-- Start of Input rows --

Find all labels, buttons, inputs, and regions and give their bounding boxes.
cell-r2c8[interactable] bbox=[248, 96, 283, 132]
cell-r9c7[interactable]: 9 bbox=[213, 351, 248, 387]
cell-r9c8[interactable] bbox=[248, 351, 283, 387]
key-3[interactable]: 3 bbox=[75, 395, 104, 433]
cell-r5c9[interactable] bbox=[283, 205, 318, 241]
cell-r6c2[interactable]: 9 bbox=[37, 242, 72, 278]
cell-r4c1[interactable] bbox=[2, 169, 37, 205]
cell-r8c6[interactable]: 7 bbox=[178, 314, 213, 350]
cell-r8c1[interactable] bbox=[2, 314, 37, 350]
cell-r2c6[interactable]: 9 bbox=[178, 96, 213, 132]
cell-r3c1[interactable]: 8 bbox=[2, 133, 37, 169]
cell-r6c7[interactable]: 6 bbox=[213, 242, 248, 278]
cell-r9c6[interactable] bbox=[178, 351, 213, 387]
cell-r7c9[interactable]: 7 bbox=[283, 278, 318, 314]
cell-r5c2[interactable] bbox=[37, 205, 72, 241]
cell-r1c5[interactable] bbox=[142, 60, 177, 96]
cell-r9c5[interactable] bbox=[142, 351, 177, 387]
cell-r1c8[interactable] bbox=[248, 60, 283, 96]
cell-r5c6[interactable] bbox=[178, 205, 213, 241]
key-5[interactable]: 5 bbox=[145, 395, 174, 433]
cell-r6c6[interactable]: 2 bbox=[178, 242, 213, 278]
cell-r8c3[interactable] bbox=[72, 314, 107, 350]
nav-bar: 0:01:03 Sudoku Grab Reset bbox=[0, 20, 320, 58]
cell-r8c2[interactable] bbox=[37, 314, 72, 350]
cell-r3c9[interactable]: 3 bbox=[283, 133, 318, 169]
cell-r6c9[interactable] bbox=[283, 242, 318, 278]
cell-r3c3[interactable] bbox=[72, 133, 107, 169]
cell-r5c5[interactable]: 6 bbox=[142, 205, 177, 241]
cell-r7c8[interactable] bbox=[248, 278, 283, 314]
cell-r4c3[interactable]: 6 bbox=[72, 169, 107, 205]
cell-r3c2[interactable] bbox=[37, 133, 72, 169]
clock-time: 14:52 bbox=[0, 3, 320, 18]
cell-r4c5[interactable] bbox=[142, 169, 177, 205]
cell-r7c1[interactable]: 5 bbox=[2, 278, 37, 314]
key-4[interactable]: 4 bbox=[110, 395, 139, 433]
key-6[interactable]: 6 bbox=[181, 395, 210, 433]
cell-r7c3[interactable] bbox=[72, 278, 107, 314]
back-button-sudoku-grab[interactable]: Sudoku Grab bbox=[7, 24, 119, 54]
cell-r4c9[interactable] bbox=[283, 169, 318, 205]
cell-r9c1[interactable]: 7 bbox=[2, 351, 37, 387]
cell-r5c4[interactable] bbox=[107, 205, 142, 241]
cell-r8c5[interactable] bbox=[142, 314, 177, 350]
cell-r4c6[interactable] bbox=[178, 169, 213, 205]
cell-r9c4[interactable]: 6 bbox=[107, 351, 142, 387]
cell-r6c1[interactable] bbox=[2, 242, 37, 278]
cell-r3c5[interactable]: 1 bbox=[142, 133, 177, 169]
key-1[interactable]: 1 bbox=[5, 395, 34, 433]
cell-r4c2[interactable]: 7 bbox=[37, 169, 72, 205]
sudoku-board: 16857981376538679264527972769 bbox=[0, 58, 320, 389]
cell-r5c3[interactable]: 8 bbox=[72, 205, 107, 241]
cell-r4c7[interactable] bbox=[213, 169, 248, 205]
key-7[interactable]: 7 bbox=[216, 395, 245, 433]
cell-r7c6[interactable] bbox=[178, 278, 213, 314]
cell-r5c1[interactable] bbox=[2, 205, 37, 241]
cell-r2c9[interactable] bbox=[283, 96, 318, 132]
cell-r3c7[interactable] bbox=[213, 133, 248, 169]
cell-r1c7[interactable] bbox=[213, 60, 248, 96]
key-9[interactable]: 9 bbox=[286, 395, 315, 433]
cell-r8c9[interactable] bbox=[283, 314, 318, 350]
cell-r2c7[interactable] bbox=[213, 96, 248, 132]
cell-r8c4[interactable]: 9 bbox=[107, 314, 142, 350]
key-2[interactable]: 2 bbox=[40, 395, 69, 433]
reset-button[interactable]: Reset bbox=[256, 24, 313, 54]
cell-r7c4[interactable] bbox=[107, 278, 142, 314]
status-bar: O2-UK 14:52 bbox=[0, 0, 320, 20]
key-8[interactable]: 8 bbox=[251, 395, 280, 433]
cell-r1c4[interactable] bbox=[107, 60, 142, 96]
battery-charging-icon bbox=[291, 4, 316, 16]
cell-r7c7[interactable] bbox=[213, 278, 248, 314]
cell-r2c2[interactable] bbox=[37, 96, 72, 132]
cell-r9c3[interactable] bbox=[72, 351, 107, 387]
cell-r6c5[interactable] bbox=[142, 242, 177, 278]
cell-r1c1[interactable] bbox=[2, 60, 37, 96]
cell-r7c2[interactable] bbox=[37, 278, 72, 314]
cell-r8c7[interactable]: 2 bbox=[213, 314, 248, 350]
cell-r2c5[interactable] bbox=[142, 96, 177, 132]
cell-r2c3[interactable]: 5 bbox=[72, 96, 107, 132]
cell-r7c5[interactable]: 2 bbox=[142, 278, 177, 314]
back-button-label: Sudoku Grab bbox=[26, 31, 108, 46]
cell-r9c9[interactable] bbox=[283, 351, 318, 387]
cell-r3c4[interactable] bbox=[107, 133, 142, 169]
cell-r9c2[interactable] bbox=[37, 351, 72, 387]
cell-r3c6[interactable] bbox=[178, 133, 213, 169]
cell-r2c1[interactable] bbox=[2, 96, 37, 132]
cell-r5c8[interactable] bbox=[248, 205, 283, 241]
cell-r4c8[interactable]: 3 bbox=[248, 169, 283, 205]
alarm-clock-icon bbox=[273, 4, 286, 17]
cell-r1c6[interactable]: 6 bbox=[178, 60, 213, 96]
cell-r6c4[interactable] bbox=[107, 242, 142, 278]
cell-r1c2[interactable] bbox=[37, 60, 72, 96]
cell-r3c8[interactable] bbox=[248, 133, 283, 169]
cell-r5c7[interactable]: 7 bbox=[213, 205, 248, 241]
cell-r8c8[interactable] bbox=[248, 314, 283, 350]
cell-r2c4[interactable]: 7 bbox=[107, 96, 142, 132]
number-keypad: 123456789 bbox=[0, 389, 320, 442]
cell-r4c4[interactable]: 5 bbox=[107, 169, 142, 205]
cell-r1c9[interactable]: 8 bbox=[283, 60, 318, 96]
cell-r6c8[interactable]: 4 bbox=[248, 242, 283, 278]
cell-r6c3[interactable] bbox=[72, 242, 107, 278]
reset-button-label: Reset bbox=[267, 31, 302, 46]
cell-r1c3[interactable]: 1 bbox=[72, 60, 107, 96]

-- End of Input rows --

Convert every line of the material above into a JSON list of strings, one string per line, leaving out blank lines.

▶ [Result of the exercise]
[
  "Find all labels, buttons, inputs, and regions and give their bounding boxes.",
  "cell-r2c8[interactable] bbox=[248, 96, 283, 132]",
  "cell-r9c7[interactable]: 9 bbox=[213, 351, 248, 387]",
  "cell-r9c8[interactable] bbox=[248, 351, 283, 387]",
  "key-3[interactable]: 3 bbox=[75, 395, 104, 433]",
  "cell-r5c9[interactable] bbox=[283, 205, 318, 241]",
  "cell-r6c2[interactable]: 9 bbox=[37, 242, 72, 278]",
  "cell-r4c1[interactable] bbox=[2, 169, 37, 205]",
  "cell-r8c6[interactable]: 7 bbox=[178, 314, 213, 350]",
  "cell-r8c1[interactable] bbox=[2, 314, 37, 350]",
  "cell-r2c6[interactable]: 9 bbox=[178, 96, 213, 132]",
  "cell-r3c1[interactable]: 8 bbox=[2, 133, 37, 169]",
  "cell-r6c7[interactable]: 6 bbox=[213, 242, 248, 278]",
  "cell-r9c6[interactable] bbox=[178, 351, 213, 387]",
  "cell-r7c9[interactable]: 7 bbox=[283, 278, 318, 314]",
  "cell-r5c2[interactable] bbox=[37, 205, 72, 241]",
  "cell-r1c5[interactable] bbox=[142, 60, 177, 96]",
  "cell-r9c5[interactable] bbox=[142, 351, 177, 387]",
  "cell-r1c8[interactable] bbox=[248, 60, 283, 96]",
  "cell-r5c6[interactable] bbox=[178, 205, 213, 241]",
  "key-5[interactable]: 5 bbox=[145, 395, 174, 433]",
  "cell-r6c6[interactable]: 2 bbox=[178, 242, 213, 278]",
  "cell-r8c3[interactable] bbox=[72, 314, 107, 350]",
  "nav-bar: 0:01:03 Sudoku Grab Reset bbox=[0, 20, 320, 58]",
  "cell-r8c2[interactable] bbox=[37, 314, 72, 350]",
  "cell-r3c9[interactable]: 3 bbox=[283, 133, 318, 169]",
  "cell-r6c9[interactable] bbox=[283, 242, 318, 278]",
  "cell-r3c3[interactable] bbox=[72, 133, 107, 169]",
  "cell-r5c5[interactable]: 6 bbox=[142, 205, 177, 241]",
  "cell-r7c8[interactable] bbox=[248, 278, 283, 314]",
  "cell-r4c3[interactable]: 6 bbox=[72, 169, 107, 205]",
  "cell-r3c2[interactable] bbox=[37, 133, 72, 169]",
  "clock-time: 14:52 bbox=[0, 3, 320, 18]",
  "cell-r4c5[interactable] bbox=[142, 169, 177, 205]",
  "cell-r7c1[interactable]: 5 bbox=[2, 278, 37, 314]",
  "key-4[interactable]: 4 bbox=[110, 395, 139, 433]",
  "key-6[interactable]: 6 bbox=[181, 395, 210, 433]",
  "cell-r7c3[interactable] bbox=[72, 278, 107, 314]",
  "back-button-sudoku-grab[interactable]: Sudoku Grab bbox=[7, 24, 119, 54]",
  "cell-r4c9[interactable] bbox=[283, 169, 318, 205]",
  "cell-r9c1[interactable]: 7 bbox=[2, 351, 37, 387]",
  "cell-r5c4[interactable] bbox=[107, 205, 142, 241]",
  "cell-r8c5[interactable] bbox=[142, 314, 177, 350]",
  "cell-r4c6[interactable] bbox=[178, 169, 213, 205]",
  "cell-r9c4[interactable]: 6 bbox=[107, 351, 142, 387]",
  "cell-r6c1[interactable] bbox=[2, 242, 37, 278]",
  "cell-r3c5[interactable]: 1 bbox=[142, 133, 177, 169]",
  "key-1[interactable]: 1 bbox=[5, 395, 34, 433]",
  "cell-r4c2[interactable]: 7 bbox=[37, 169, 72, 205]",
  "sudoku-board: 16857981376538679264527972769 bbox=[0, 58, 320, 389]",
  "cell-r5c3[interactable]: 8 bbox=[72, 205, 107, 241]",
  "cell-r4c7[interactable] bbox=[213, 169, 248, 205]",
  "key-7[interactable]: 7 bbox=[216, 395, 245, 433]",
  "cell-r7c6[interactable] bbox=[178, 278, 213, 314]",
  "cell-r5c1[interactable] bbox=[2, 205, 37, 241]",
  "cell-r2c9[interactable] bbox=[283, 96, 318, 132]",
  "cell-r3c7[interactable] bbox=[213, 133, 248, 169]",
  "cell-r1c7[interactable] bbox=[213, 60, 248, 96]",
  "key-9[interactable]: 9 bbox=[286, 395, 315, 433]",
  "cell-r8c9[interactable] bbox=[283, 314, 318, 350]",
  "cell-r2c7[interactable] bbox=[213, 96, 248, 132]",
  "cell-r8c4[interactable]: 9 bbox=[107, 314, 142, 350]",
  "key-2[interactable]: 2 bbox=[40, 395, 69, 433]",
  "reset-button[interactable]: Reset bbox=[256, 24, 313, 54]",
  "cell-r7c4[interactable] bbox=[107, 278, 142, 314]",
  "status-bar: O2-UK 14:52 bbox=[0, 0, 320, 20]",
  "key-8[interactable]: 8 bbox=[251, 395, 280, 433]",
  "cell-r1c4[interactable] bbox=[107, 60, 142, 96]",
  "battery-charging-icon bbox=[291, 4, 316, 16]",
  "cell-r7c7[interactable] bbox=[213, 278, 248, 314]",
  "cell-r2c2[interactable] bbox=[37, 96, 72, 132]",
  "cell-r9c3[interactable] bbox=[72, 351, 107, 387]",
  "cell-r6c5[interactable] bbox=[142, 242, 177, 278]",
  "cell-r1c1[interactable] bbox=[2, 60, 37, 96]",
  "cell-r7c2[interactable] bbox=[37, 278, 72, 314]",
  "cell-r8c7[interactable]: 2 bbox=[213, 314, 248, 350]",
  "cell-r2c5[interactable] bbox=[142, 96, 177, 132]",
  "cell-r2c3[interactable]: 5 bbox=[72, 96, 107, 132]",
  "cell-r7c5[interactable]: 2 bbox=[142, 278, 177, 314]",
  "back-button-label: Sudoku Grab bbox=[26, 31, 108, 46]",
  "cell-r9c9[interactable] bbox=[283, 351, 318, 387]",
  "cell-r3c4[interactable] bbox=[107, 133, 142, 169]",
  "cell-r9c2[interactable] bbox=[37, 351, 72, 387]",
  "cell-r3c6[interactable] bbox=[178, 133, 213, 169]",
  "cell-r2c1[interactable] bbox=[2, 96, 37, 132]",
  "cell-r5c8[interactable] bbox=[248, 205, 283, 241]",
  "cell-r4c8[interactable]: 3 bbox=[248, 169, 283, 205]",
  "alarm-clock-icon bbox=[273, 4, 286, 17]",
  "cell-r1c6[interactable]: 6 bbox=[178, 60, 213, 96]",
  "cell-r6c4[interactable] bbox=[107, 242, 142, 278]",
  "cell-r1c2[interactable] bbox=[37, 60, 72, 96]",
  "cell-r3c8[interactable] bbox=[248, 133, 283, 169]",
  "cell-r5c7[interactable]: 7 bbox=[213, 205, 248, 241]",
  "cell-r8c8[interactable] bbox=[248, 314, 283, 350]",
  "cell-r2c4[interactable]: 7 bbox=[107, 96, 142, 132]",
  "number-keypad: 123456789 bbox=[0, 389, 320, 442]",
  "cell-r4c4[interactable]: 5 bbox=[107, 169, 142, 205]",
  "cell-r1c9[interactable]: 8 bbox=[283, 60, 318, 96]",
  "cell-r6c8[interactable]: 4 bbox=[248, 242, 283, 278]",
  "cell-r6c3[interactable] bbox=[72, 242, 107, 278]",
  "reset-button-label: Reset bbox=[267, 31, 302, 46]",
  "cell-r1c3[interactable]: 1 bbox=[72, 60, 107, 96]"
]